** begin ENTRIES SHOWN **
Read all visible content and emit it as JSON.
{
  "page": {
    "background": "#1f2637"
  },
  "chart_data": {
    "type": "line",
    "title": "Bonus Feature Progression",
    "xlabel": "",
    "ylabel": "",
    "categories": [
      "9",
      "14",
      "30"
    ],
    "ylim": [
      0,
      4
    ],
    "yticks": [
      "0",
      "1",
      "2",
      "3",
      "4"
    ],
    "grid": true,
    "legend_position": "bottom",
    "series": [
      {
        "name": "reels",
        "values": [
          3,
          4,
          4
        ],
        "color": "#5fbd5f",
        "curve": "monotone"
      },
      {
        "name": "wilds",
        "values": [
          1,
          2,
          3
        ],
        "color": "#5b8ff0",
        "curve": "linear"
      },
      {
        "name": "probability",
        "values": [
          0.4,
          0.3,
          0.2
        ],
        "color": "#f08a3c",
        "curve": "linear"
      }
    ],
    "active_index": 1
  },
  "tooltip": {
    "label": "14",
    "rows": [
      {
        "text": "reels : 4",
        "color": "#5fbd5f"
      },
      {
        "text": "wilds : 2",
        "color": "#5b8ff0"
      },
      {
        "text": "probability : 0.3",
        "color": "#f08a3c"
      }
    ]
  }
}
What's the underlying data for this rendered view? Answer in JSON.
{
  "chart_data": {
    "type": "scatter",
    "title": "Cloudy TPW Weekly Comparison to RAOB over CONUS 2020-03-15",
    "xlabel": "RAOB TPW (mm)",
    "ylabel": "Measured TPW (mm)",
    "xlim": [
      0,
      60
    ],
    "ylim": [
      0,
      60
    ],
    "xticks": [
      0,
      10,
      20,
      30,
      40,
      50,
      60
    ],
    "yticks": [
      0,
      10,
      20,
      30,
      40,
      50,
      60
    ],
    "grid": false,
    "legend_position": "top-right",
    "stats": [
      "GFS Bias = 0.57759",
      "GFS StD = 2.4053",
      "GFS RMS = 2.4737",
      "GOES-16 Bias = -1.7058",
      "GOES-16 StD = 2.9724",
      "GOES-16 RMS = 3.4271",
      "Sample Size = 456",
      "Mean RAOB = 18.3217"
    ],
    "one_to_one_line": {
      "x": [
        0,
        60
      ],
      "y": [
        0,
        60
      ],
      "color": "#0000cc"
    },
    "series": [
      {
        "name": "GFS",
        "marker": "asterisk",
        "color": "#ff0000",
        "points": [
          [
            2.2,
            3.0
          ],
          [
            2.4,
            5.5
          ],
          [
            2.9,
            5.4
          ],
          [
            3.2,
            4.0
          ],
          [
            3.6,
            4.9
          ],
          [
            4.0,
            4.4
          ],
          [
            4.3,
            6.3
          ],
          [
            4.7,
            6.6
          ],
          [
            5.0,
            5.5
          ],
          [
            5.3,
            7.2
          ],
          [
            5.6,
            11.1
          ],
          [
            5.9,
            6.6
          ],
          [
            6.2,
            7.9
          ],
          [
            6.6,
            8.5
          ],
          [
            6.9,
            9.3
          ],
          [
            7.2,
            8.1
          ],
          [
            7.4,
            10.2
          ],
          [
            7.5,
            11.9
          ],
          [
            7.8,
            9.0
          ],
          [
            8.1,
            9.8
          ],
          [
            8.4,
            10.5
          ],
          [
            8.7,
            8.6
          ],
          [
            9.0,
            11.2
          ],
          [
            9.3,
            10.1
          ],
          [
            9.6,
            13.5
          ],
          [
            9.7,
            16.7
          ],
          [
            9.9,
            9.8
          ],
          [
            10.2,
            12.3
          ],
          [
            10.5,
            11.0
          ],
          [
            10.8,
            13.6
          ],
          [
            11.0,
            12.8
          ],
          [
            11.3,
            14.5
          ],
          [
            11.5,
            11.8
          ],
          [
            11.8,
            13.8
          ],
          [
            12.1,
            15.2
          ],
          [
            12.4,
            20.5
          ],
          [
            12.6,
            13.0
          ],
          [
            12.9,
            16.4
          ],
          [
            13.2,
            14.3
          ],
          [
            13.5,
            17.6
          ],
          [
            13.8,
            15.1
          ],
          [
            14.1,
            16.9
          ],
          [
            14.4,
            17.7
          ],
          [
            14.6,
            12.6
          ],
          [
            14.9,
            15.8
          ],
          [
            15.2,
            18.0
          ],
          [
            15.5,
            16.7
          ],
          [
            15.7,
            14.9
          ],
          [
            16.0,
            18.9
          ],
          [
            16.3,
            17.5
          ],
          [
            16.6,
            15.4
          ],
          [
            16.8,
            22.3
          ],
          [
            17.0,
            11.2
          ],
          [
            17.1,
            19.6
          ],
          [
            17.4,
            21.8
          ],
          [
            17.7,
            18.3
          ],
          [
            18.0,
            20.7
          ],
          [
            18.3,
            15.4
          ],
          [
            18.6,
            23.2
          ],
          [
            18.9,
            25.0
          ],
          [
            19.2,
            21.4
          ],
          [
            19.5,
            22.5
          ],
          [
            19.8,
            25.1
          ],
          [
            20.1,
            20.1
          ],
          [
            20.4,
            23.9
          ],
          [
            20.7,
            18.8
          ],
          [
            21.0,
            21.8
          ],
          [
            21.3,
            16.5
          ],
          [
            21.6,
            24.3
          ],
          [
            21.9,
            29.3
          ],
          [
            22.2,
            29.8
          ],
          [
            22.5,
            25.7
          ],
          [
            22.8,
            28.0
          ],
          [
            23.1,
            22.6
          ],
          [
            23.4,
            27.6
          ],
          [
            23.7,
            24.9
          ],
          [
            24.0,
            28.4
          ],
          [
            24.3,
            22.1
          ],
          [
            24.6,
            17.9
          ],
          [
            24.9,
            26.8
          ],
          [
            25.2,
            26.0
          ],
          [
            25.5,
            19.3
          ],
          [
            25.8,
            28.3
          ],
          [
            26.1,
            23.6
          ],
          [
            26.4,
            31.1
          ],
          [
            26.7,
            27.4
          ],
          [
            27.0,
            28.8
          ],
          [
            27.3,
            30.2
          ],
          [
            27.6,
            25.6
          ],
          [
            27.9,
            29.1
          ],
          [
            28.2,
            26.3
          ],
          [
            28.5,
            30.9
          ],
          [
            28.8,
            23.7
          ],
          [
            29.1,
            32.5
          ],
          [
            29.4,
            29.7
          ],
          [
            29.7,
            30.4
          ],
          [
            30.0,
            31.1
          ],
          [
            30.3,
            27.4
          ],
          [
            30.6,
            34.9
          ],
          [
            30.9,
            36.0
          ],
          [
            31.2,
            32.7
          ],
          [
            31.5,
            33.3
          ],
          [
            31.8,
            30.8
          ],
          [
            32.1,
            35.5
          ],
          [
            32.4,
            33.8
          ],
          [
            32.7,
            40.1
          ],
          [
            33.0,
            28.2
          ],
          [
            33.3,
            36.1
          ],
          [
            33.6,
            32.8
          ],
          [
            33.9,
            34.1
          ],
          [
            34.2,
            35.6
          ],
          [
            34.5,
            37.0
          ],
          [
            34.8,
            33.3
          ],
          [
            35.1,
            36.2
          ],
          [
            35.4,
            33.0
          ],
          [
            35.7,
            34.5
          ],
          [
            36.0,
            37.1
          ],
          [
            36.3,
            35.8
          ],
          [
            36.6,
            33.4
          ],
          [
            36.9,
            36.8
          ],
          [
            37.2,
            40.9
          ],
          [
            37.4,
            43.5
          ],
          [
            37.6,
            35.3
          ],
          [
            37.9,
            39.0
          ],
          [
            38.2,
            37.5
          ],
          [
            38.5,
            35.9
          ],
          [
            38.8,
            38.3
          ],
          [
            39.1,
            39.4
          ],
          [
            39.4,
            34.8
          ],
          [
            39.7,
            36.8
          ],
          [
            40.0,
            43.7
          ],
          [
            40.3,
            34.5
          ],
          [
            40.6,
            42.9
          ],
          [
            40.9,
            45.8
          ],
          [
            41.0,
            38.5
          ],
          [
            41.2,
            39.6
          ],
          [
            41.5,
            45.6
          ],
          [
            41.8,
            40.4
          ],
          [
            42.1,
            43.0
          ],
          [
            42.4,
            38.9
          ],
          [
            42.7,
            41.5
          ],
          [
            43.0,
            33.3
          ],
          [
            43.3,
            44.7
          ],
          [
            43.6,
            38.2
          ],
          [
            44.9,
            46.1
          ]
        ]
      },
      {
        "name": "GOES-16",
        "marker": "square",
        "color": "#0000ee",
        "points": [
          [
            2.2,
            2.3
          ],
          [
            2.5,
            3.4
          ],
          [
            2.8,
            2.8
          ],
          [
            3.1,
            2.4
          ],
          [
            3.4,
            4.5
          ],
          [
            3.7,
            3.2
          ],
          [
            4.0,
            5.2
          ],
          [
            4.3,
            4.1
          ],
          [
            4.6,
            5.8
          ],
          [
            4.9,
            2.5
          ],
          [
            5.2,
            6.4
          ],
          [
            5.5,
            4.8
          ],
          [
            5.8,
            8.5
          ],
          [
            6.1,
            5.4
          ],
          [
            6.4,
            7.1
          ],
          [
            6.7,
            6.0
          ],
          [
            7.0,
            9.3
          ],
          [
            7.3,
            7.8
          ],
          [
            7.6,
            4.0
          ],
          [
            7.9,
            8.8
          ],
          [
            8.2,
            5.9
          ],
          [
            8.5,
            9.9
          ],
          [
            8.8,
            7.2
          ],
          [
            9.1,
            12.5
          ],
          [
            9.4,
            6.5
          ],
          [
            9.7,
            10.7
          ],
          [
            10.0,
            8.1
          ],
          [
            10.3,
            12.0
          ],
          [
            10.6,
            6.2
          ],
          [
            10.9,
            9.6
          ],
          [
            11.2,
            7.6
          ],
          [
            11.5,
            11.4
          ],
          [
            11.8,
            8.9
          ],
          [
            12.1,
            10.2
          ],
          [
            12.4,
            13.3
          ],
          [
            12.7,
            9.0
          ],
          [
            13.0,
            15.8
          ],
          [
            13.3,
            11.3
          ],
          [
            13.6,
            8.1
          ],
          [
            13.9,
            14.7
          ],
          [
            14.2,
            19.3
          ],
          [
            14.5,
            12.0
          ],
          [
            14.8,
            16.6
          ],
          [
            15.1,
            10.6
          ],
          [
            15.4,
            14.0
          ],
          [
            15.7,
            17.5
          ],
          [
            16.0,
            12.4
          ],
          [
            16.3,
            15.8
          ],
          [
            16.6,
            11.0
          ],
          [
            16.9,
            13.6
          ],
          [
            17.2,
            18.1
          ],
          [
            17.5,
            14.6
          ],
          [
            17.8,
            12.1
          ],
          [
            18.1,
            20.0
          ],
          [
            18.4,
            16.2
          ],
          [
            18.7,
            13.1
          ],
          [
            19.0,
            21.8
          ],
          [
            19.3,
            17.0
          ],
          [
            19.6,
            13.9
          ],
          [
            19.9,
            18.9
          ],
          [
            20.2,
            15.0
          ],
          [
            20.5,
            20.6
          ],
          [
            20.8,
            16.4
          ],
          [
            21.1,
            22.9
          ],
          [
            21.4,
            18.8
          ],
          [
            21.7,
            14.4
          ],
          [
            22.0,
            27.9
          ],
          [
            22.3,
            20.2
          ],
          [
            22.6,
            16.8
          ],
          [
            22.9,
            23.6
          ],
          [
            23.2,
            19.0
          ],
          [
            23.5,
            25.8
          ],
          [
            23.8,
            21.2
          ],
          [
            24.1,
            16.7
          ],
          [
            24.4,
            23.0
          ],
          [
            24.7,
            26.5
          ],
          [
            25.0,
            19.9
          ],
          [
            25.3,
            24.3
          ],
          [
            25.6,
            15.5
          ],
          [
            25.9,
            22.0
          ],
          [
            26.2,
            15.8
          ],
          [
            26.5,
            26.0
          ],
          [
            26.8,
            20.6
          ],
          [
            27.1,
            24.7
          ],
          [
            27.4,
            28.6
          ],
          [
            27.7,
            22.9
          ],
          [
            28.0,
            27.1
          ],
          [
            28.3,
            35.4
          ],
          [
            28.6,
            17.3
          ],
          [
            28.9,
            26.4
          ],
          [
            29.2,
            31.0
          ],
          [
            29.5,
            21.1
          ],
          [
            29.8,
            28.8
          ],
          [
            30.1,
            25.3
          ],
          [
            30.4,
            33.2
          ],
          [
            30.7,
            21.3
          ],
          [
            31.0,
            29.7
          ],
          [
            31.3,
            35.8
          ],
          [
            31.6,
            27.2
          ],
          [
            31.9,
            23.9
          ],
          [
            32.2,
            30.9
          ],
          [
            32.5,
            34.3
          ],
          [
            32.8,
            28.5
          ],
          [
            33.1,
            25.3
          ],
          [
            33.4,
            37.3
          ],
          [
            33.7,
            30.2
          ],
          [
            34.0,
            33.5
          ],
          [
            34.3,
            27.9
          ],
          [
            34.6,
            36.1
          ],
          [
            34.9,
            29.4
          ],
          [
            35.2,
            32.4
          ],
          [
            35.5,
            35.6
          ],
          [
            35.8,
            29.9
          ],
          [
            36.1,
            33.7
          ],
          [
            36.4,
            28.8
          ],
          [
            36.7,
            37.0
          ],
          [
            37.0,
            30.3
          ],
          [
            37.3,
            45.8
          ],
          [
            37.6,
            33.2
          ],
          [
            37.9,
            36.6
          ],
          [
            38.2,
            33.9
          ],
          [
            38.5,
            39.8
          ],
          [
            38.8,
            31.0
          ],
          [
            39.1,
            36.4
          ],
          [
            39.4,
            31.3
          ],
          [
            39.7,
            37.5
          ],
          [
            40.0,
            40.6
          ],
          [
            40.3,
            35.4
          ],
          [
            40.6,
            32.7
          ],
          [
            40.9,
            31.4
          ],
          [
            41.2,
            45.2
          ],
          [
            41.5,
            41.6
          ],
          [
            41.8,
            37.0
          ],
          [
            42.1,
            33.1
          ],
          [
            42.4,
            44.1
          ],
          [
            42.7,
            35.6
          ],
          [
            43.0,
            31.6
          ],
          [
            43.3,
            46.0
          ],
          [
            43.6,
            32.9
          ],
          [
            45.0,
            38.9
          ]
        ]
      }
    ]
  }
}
** end ENTRIES SHOWN **
WORK REQUIRED:
Extract every line of the records above that contains the word "probability".

THE RESULT:
        "name": "probability",
        "text": "probability : 0.3",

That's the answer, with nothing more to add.